Records excerpted from a collection

+---+

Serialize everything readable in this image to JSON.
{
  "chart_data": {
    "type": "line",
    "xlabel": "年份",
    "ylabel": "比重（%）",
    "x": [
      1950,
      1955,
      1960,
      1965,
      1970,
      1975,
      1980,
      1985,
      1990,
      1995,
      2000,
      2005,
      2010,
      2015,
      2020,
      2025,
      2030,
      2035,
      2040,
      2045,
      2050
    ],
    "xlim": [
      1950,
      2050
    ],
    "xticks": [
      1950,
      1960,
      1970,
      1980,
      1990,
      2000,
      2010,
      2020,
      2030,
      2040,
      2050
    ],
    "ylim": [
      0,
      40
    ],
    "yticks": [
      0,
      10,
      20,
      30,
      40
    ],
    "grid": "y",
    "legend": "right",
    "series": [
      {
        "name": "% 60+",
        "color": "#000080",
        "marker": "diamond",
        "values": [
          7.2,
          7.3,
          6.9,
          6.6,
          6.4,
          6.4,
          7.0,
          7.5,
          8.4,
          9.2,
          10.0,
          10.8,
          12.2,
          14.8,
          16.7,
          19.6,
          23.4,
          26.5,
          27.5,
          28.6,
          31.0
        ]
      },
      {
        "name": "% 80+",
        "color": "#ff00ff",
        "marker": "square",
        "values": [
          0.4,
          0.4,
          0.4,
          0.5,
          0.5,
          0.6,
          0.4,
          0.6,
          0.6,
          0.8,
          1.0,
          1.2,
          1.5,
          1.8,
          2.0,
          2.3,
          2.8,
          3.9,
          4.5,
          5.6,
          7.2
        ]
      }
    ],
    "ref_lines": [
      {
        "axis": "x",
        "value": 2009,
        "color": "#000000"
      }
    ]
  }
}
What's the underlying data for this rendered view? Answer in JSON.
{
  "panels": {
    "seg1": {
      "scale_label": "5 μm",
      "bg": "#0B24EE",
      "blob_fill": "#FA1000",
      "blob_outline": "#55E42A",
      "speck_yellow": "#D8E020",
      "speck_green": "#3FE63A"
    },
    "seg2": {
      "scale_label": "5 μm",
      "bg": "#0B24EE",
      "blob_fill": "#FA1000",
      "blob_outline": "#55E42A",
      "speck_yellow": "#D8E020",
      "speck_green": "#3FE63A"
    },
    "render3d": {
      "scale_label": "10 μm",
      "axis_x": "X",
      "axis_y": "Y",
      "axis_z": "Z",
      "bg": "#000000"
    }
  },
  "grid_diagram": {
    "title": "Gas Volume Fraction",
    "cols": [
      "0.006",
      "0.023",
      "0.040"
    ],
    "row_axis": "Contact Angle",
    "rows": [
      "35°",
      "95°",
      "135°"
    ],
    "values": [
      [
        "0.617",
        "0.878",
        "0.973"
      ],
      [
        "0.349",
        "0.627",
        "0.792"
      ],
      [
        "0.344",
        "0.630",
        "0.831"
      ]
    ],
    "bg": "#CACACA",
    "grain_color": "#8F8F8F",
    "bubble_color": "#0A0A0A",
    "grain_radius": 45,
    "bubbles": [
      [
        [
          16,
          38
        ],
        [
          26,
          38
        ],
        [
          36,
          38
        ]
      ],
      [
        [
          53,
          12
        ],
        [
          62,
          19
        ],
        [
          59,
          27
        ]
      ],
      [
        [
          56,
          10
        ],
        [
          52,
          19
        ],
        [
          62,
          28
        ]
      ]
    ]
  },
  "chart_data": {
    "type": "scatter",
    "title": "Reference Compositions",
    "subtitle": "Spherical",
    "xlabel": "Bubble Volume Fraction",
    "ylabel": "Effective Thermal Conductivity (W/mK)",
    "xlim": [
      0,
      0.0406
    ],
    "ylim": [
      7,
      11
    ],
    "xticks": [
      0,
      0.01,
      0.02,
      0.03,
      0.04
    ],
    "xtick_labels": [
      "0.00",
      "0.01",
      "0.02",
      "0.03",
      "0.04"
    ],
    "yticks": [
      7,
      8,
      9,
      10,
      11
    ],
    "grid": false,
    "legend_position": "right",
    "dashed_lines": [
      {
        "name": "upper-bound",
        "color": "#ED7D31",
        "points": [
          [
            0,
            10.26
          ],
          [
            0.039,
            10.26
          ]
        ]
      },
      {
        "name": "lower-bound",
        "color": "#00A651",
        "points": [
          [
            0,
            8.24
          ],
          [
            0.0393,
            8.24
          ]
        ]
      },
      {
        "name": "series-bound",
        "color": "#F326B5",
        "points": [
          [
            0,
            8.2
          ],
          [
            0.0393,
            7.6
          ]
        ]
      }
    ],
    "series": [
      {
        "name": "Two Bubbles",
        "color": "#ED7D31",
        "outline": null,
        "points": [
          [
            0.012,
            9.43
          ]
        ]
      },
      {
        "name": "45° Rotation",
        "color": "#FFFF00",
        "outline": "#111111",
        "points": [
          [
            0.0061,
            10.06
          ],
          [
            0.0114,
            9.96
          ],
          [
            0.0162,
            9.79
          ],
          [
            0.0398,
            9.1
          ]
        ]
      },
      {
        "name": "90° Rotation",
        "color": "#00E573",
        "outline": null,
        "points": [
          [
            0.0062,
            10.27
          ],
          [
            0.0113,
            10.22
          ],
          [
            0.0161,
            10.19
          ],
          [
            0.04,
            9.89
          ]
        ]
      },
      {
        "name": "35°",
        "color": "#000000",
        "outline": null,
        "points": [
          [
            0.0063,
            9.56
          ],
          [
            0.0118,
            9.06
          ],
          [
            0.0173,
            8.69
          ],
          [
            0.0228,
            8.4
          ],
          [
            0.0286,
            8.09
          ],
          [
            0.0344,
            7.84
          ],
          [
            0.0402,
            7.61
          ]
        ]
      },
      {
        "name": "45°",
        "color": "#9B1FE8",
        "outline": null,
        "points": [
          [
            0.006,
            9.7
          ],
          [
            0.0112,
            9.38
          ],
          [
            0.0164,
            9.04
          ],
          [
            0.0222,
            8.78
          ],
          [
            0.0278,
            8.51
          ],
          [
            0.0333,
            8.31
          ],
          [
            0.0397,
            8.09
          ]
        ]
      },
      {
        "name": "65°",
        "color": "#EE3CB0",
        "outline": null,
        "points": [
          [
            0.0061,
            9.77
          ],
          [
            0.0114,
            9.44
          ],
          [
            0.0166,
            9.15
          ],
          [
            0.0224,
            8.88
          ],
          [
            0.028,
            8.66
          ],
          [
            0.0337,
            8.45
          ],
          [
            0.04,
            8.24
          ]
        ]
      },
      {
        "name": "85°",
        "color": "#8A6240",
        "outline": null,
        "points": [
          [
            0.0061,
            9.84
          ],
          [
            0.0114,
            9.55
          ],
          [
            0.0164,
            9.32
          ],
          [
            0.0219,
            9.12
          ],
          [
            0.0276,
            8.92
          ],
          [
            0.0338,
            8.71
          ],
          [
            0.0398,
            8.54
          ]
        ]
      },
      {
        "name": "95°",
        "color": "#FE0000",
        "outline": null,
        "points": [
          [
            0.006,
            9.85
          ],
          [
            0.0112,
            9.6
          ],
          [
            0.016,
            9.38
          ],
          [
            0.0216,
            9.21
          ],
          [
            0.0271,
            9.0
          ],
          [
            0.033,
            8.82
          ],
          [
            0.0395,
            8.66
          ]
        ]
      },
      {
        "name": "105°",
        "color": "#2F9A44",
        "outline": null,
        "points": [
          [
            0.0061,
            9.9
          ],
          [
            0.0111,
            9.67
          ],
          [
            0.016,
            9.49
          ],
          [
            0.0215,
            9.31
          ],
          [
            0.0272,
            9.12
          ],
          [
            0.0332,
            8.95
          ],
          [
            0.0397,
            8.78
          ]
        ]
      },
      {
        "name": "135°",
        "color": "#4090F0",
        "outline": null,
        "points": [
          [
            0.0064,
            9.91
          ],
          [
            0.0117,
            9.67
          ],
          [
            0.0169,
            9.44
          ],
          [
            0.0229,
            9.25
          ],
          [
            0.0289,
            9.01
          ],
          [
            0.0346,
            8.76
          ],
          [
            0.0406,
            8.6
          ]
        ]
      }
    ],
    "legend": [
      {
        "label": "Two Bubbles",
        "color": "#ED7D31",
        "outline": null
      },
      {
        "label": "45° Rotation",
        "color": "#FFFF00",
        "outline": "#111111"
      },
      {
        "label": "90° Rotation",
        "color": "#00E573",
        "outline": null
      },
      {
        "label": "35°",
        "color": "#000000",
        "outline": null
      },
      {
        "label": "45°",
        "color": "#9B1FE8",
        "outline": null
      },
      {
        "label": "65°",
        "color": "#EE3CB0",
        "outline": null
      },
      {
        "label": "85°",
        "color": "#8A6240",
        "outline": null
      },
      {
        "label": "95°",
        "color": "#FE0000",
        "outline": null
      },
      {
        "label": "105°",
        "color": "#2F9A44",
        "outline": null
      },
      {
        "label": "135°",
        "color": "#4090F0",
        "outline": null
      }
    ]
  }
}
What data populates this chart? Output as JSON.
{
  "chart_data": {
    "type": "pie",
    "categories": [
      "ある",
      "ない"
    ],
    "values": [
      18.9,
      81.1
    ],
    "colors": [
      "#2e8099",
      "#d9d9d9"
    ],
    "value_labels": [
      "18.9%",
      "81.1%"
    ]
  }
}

+---+

Among the records above, how many lines carry the string "Volume"? Reply with the number alone.

2